Stated problem. All of the material below is to be restated word for word, apart from the pictures.

Data excerpts.

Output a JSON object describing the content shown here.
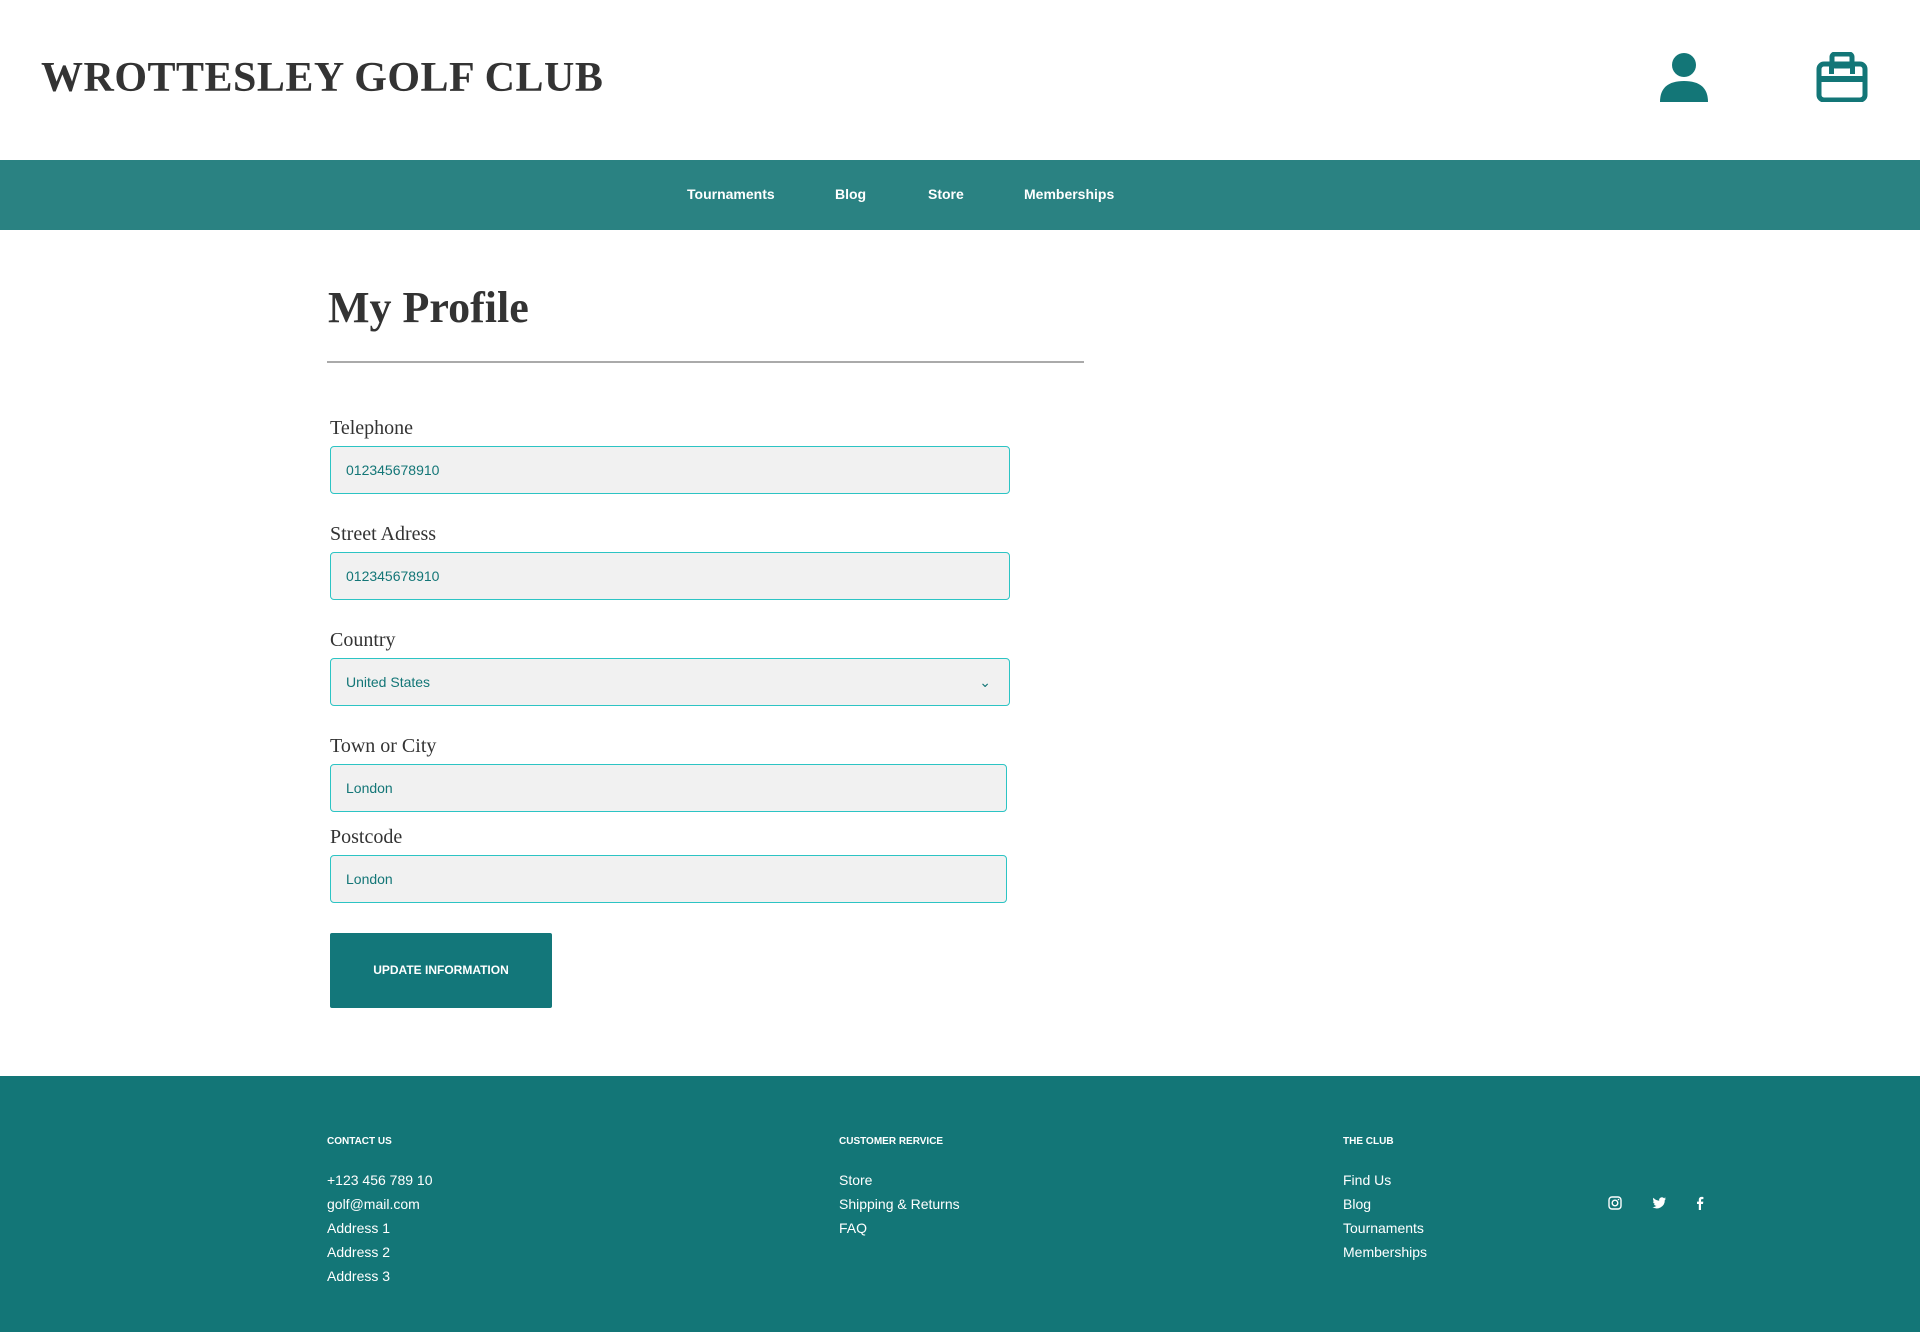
{
  "header": {
    "title": "WROTTESLEY GOLF CLUB",
    "icons": [
      "user-icon",
      "briefcase-icon"
    ]
  },
  "nav": [
    "Tournaments",
    "Blog",
    "Store",
    "Memberships"
  ],
  "page": {
    "title": "My Profile"
  },
  "form": {
    "telephone": {
      "label": "Telephone",
      "value": "012345678910"
    },
    "street": {
      "label": "Street Adress",
      "value": "012345678910"
    },
    "country": {
      "label": "Country",
      "value": "United States"
    },
    "town": {
      "label": "Town or City",
      "value": "London"
    },
    "postcode": {
      "label": "Postcode",
      "value": "London"
    },
    "submit": "UPDATE INFORMATION"
  },
  "footer": {
    "contact": {
      "heading": "CONTACT US",
      "items": [
        "+123 456 789 10",
        "golf@mail.com",
        "Address 1",
        "Address 2",
        "Address 3"
      ]
    },
    "service": {
      "heading": "CUSTOMER RERVICE",
      "items": [
        "Store",
        "Shipping & Returns",
        "FAQ"
      ]
    },
    "club": {
      "heading": "THE CLUB",
      "items": [
        "Find Us",
        "Blog",
        "Tournaments",
        "Memberships"
      ]
    },
    "social": [
      "instagram-icon",
      "twitter-icon",
      "facebook-icon"
    ]
  },
  "colors": {
    "nav": "#2a8282",
    "footer": "#137677",
    "accent": "#2cc4c4"
  }
}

Correct response.
Output a JSON object describing the content shown here.
{
  "header": {
    "title": "WROTTESLEY GOLF CLUB",
    "icons": [
      "user-icon",
      "briefcase-icon"
    ]
  },
  "nav": [
    "Tournaments",
    "Blog",
    "Store",
    "Memberships"
  ],
  "page": {
    "title": "My Profile"
  },
  "form": {
    "telephone": {
      "label": "Telephone",
      "value": "012345678910"
    },
    "street": {
      "label": "Street Adress",
      "value": "012345678910"
    },
    "country": {
      "label": "Country",
      "value": "United States"
    },
    "town": {
      "label": "Town or City",
      "value": "London"
    },
    "postcode": {
      "label": "Postcode",
      "value": "London"
    },
    "submit": "UPDATE INFORMATION"
  },
  "footer": {
    "contact": {
      "heading": "CONTACT US",
      "items": [
        "+123 456 789 10",
        "golf@mail.com",
        "Address 1",
        "Address 2",
        "Address 3"
      ]
    },
    "service": {
      "heading": "CUSTOMER RERVICE",
      "items": [
        "Store",
        "Shipping & Returns",
        "FAQ"
      ]
    },
    "club": {
      "heading": "THE CLUB",
      "items": [
        "Find Us",
        "Blog",
        "Tournaments",
        "Memberships"
      ]
    },
    "social": [
      "instagram-icon",
      "twitter-icon",
      "facebook-icon"
    ]
  },
  "colors": {
    "nav": "#2a8282",
    "footer": "#137677",
    "accent": "#2cc4c4"
  }
}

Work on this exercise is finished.